Records that describe figures:
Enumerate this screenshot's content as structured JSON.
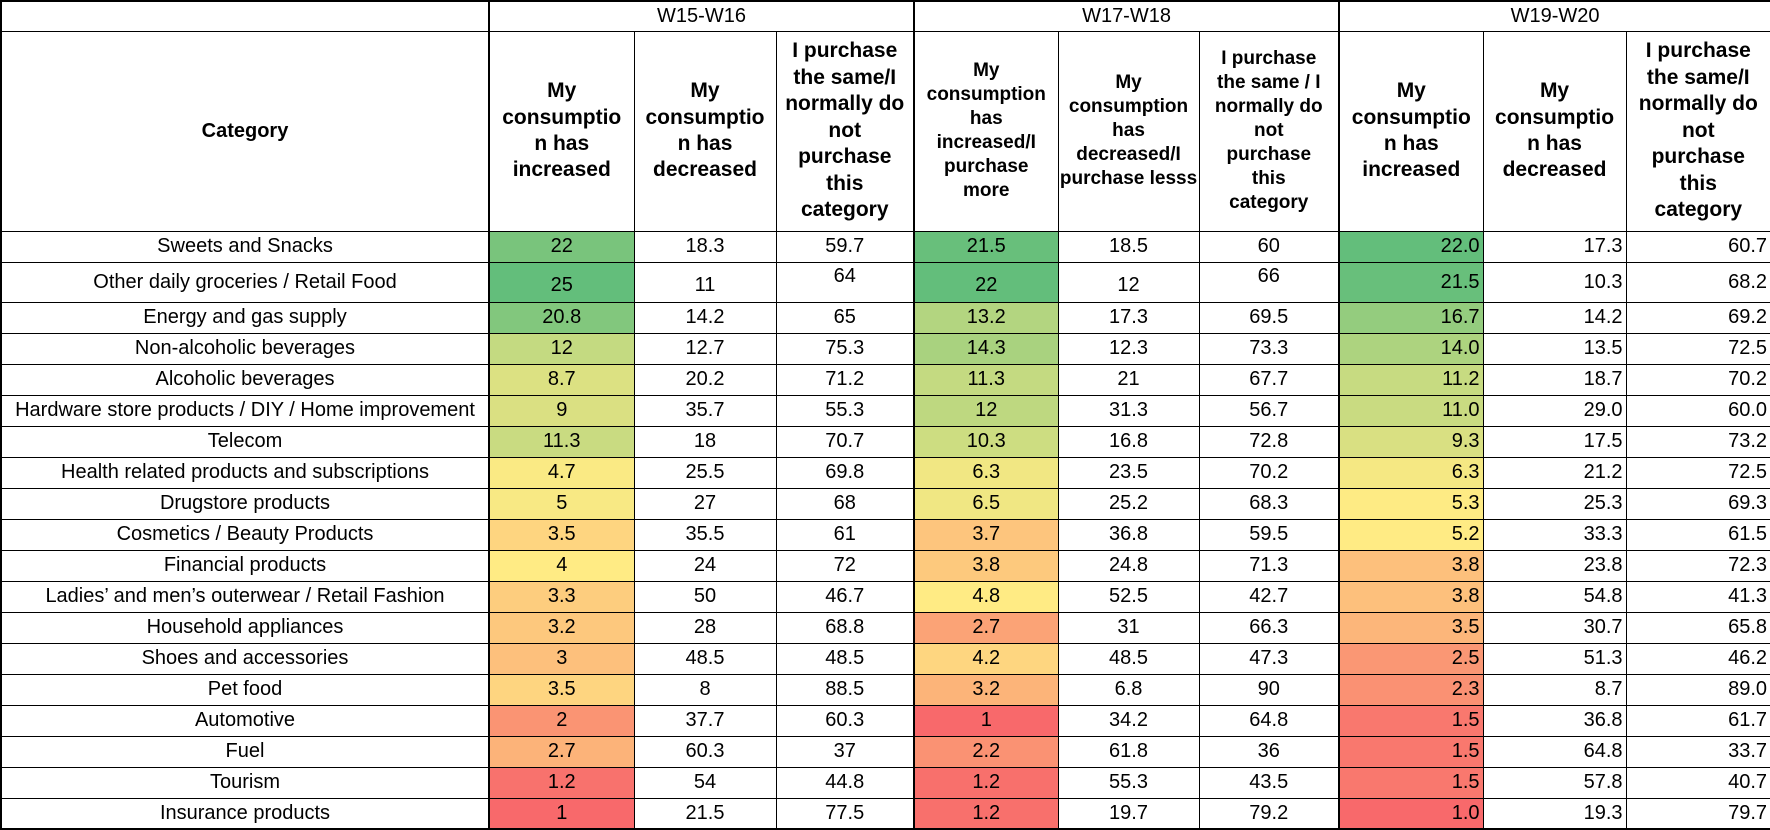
{
  "chart_data": {
    "type": "table",
    "row_header": "Category",
    "color_scale": {
      "low": "#F8696B",
      "mid": "#FFEB84",
      "high": "#63BE7B"
    },
    "groups": [
      {
        "label": "W15-W16",
        "columns": [
          "My\nconsumptio\nn has\nincreased",
          "My\nconsumptio\nn has\ndecreased",
          "I purchase\nthe same/I\nnormally do\nnot\npurchase\nthis\ncategory"
        ]
      },
      {
        "label": "W17-W18",
        "columns": [
          "My\nconsumption\nhas\nincreased/I\npurchase\nmore",
          "My\nconsumption\nhas\ndecreased/I\npurchase lesss",
          "I purchase\nthe same / I\nnormally do\nnot\npurchase\nthis\ncategory"
        ]
      },
      {
        "label": "W19-W20",
        "columns": [
          "My\nconsumptio\nn has\nincreased",
          "My\nconsumptio\nn has\ndecreased",
          "I purchase\nthe same/I\nnormally do\nnot\npurchase\nthis\ncategory"
        ]
      }
    ],
    "rows": [
      {
        "category": "Sweets and Snacks",
        "cells": [
          {
            "v": "22",
            "bg": "#79C47C"
          },
          {
            "v": "18.3"
          },
          {
            "v": "59.7"
          },
          {
            "v": "21.5",
            "bg": "#68BF7B"
          },
          {
            "v": "18.5"
          },
          {
            "v": "60"
          },
          {
            "v": "22.0",
            "bg": "#63BE7B"
          },
          {
            "v": "17.3"
          },
          {
            "v": "60.7"
          }
        ]
      },
      {
        "category": "Other daily groceries / Retail Food",
        "cells": [
          {
            "v": "25",
            "bg": "#63BE7B"
          },
          {
            "v": "11"
          },
          {
            "v": "64"
          },
          {
            "v": "22",
            "bg": "#63BE7B"
          },
          {
            "v": "12"
          },
          {
            "v": "66"
          },
          {
            "v": "21.5",
            "bg": "#68BF7B"
          },
          {
            "v": "10.3"
          },
          {
            "v": "68.2"
          }
        ]
      },
      {
        "category": "Energy and gas supply",
        "cells": [
          {
            "v": "20.8",
            "bg": "#82C77D"
          },
          {
            "v": "14.2"
          },
          {
            "v": "65"
          },
          {
            "v": "13.2",
            "bg": "#B3D580"
          },
          {
            "v": "17.3"
          },
          {
            "v": "69.5"
          },
          {
            "v": "16.7",
            "bg": "#94CC7E"
          },
          {
            "v": "14.2"
          },
          {
            "v": "69.2"
          }
        ]
      },
      {
        "category": "Non-alcoholic beverages",
        "cells": [
          {
            "v": "12",
            "bg": "#C4DA81"
          },
          {
            "v": "12.7"
          },
          {
            "v": "75.3"
          },
          {
            "v": "14.3",
            "bg": "#A9D27F"
          },
          {
            "v": "12.3"
          },
          {
            "v": "73.3"
          },
          {
            "v": "14.0",
            "bg": "#ADD37F"
          },
          {
            "v": "13.5"
          },
          {
            "v": "72.5"
          }
        ]
      },
      {
        "category": "Alcoholic beverages",
        "cells": [
          {
            "v": "8.7",
            "bg": "#DCE182"
          },
          {
            "v": "20.2"
          },
          {
            "v": "71.2"
          },
          {
            "v": "11.3",
            "bg": "#C4DA81"
          },
          {
            "v": "21"
          },
          {
            "v": "67.7"
          },
          {
            "v": "11.2",
            "bg": "#C7DB81"
          },
          {
            "v": "18.7"
          },
          {
            "v": "70.2"
          }
        ]
      },
      {
        "category": "Hardware store products / DIY / Home improvement",
        "cells": [
          {
            "v": "9",
            "bg": "#DAE082"
          },
          {
            "v": "35.7"
          },
          {
            "v": "55.3"
          },
          {
            "v": "12",
            "bg": "#BED880"
          },
          {
            "v": "31.3"
          },
          {
            "v": "56.7"
          },
          {
            "v": "11.0",
            "bg": "#C9DB81"
          },
          {
            "v": "29.0"
          },
          {
            "v": "60.0"
          }
        ]
      },
      {
        "category": "Telecom",
        "cells": [
          {
            "v": "11.3",
            "bg": "#C9DB81"
          },
          {
            "v": "18"
          },
          {
            "v": "70.7"
          },
          {
            "v": "10.3",
            "bg": "#CDDD81"
          },
          {
            "v": "16.8"
          },
          {
            "v": "72.8"
          },
          {
            "v": "9.3",
            "bg": "#D9E082"
          },
          {
            "v": "17.5"
          },
          {
            "v": "73.2"
          }
        ]
      },
      {
        "category": "Health related products and subscriptions",
        "cells": [
          {
            "v": "4.7",
            "bg": "#FAEA84"
          },
          {
            "v": "25.5"
          },
          {
            "v": "69.8"
          },
          {
            "v": "6.3",
            "bg": "#F1E783"
          },
          {
            "v": "23.5"
          },
          {
            "v": "70.2"
          },
          {
            "v": "6.3",
            "bg": "#F5E883"
          },
          {
            "v": "21.2"
          },
          {
            "v": "72.5"
          }
        ]
      },
      {
        "category": "Drugstore products",
        "cells": [
          {
            "v": "5",
            "bg": "#F8E984"
          },
          {
            "v": "27"
          },
          {
            "v": "68"
          },
          {
            "v": "6.5",
            "bg": "#F0E783"
          },
          {
            "v": "25.2"
          },
          {
            "v": "68.3"
          },
          {
            "v": "5.3",
            "bg": "#FEEB84"
          },
          {
            "v": "25.3"
          },
          {
            "v": "69.3"
          }
        ]
      },
      {
        "category": "Cosmetics / Beauty Products",
        "cells": [
          {
            "v": "3.5",
            "bg": "#FED580"
          },
          {
            "v": "35.5"
          },
          {
            "v": "61"
          },
          {
            "v": "3.7",
            "bg": "#FDC57D"
          },
          {
            "v": "36.8"
          },
          {
            "v": "59.5"
          },
          {
            "v": "5.2",
            "bg": "#FFEB84"
          },
          {
            "v": "33.3"
          },
          {
            "v": "61.5"
          }
        ]
      },
      {
        "category": "Financial products",
        "cells": [
          {
            "v": "4",
            "bg": "#FFEB84"
          },
          {
            "v": "24"
          },
          {
            "v": "72"
          },
          {
            "v": "3.8",
            "bg": "#FDC97D"
          },
          {
            "v": "24.8"
          },
          {
            "v": "71.3"
          },
          {
            "v": "3.8",
            "bg": "#FDC07C"
          },
          {
            "v": "23.8"
          },
          {
            "v": "72.3"
          }
        ]
      },
      {
        "category": "Ladies’ and men’s outerwear / Retail Fashion",
        "cells": [
          {
            "v": "3.3",
            "bg": "#FDCD7E"
          },
          {
            "v": "50"
          },
          {
            "v": "46.7"
          },
          {
            "v": "4.8",
            "bg": "#FFEB84"
          },
          {
            "v": "52.5"
          },
          {
            "v": "42.7"
          },
          {
            "v": "3.8",
            "bg": "#FDC07C"
          },
          {
            "v": "54.8"
          },
          {
            "v": "41.3"
          }
        ]
      },
      {
        "category": "Household appliances",
        "cells": [
          {
            "v": "3.2",
            "bg": "#FDC87D"
          },
          {
            "v": "28"
          },
          {
            "v": "68.8"
          },
          {
            "v": "2.7",
            "bg": "#FBA376"
          },
          {
            "v": "31"
          },
          {
            "v": "66.3"
          },
          {
            "v": "3.5",
            "bg": "#FCB67A"
          },
          {
            "v": "30.7"
          },
          {
            "v": "65.8"
          }
        ]
      },
      {
        "category": "Shoes and accessories",
        "cells": [
          {
            "v": "3",
            "bg": "#FDC07C"
          },
          {
            "v": "48.5"
          },
          {
            "v": "48.5"
          },
          {
            "v": "4.2",
            "bg": "#FED680"
          },
          {
            "v": "48.5"
          },
          {
            "v": "47.3"
          },
          {
            "v": "2.5",
            "bg": "#FA9774"
          },
          {
            "v": "51.3"
          },
          {
            "v": "46.2"
          }
        ]
      },
      {
        "category": "Pet food",
        "cells": [
          {
            "v": "3.5",
            "bg": "#FED580"
          },
          {
            "v": "8"
          },
          {
            "v": "88.5"
          },
          {
            "v": "3.2",
            "bg": "#FCB479"
          },
          {
            "v": "6.8"
          },
          {
            "v": "90"
          },
          {
            "v": "2.3",
            "bg": "#FA9173"
          },
          {
            "v": "8.7"
          },
          {
            "v": "89.0"
          }
        ]
      },
      {
        "category": "Automotive",
        "cells": [
          {
            "v": "2",
            "bg": "#FA9473"
          },
          {
            "v": "37.7"
          },
          {
            "v": "60.3"
          },
          {
            "v": "1",
            "bg": "#F8696B"
          },
          {
            "v": "34.2"
          },
          {
            "v": "64.8"
          },
          {
            "v": "1.5",
            "bg": "#F9786E"
          },
          {
            "v": "36.8"
          },
          {
            "v": "61.7"
          }
        ]
      },
      {
        "category": "Fuel",
        "cells": [
          {
            "v": "2.7",
            "bg": "#FCB379"
          },
          {
            "v": "60.3"
          },
          {
            "v": "37"
          },
          {
            "v": "2.2",
            "bg": "#FA9273"
          },
          {
            "v": "61.8"
          },
          {
            "v": "36"
          },
          {
            "v": "1.5",
            "bg": "#F9786E"
          },
          {
            "v": "64.8"
          },
          {
            "v": "33.7"
          }
        ]
      },
      {
        "category": "Tourism",
        "cells": [
          {
            "v": "1.2",
            "bg": "#F8726D"
          },
          {
            "v": "54"
          },
          {
            "v": "44.8"
          },
          {
            "v": "1.2",
            "bg": "#F8706C"
          },
          {
            "v": "55.3"
          },
          {
            "v": "43.5"
          },
          {
            "v": "1.5",
            "bg": "#F9786E"
          },
          {
            "v": "57.8"
          },
          {
            "v": "40.7"
          }
        ]
      },
      {
        "category": "Insurance products",
        "cells": [
          {
            "v": "1",
            "bg": "#F8696B"
          },
          {
            "v": "21.5"
          },
          {
            "v": "77.5"
          },
          {
            "v": "1.2",
            "bg": "#F8706C"
          },
          {
            "v": "19.7"
          },
          {
            "v": "79.2"
          },
          {
            "v": "1.0",
            "bg": "#F8696B"
          },
          {
            "v": "19.3"
          },
          {
            "v": "79.7"
          }
        ]
      }
    ]
  }
}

**WHAT THE TASK ASKS**:
Copy all lines from the entries that contain the word "beverages".

**OUTPUT OF THE TASK**:
        "category": "Non-alcoholic beverages",
        "category": "Alcoholic beverages",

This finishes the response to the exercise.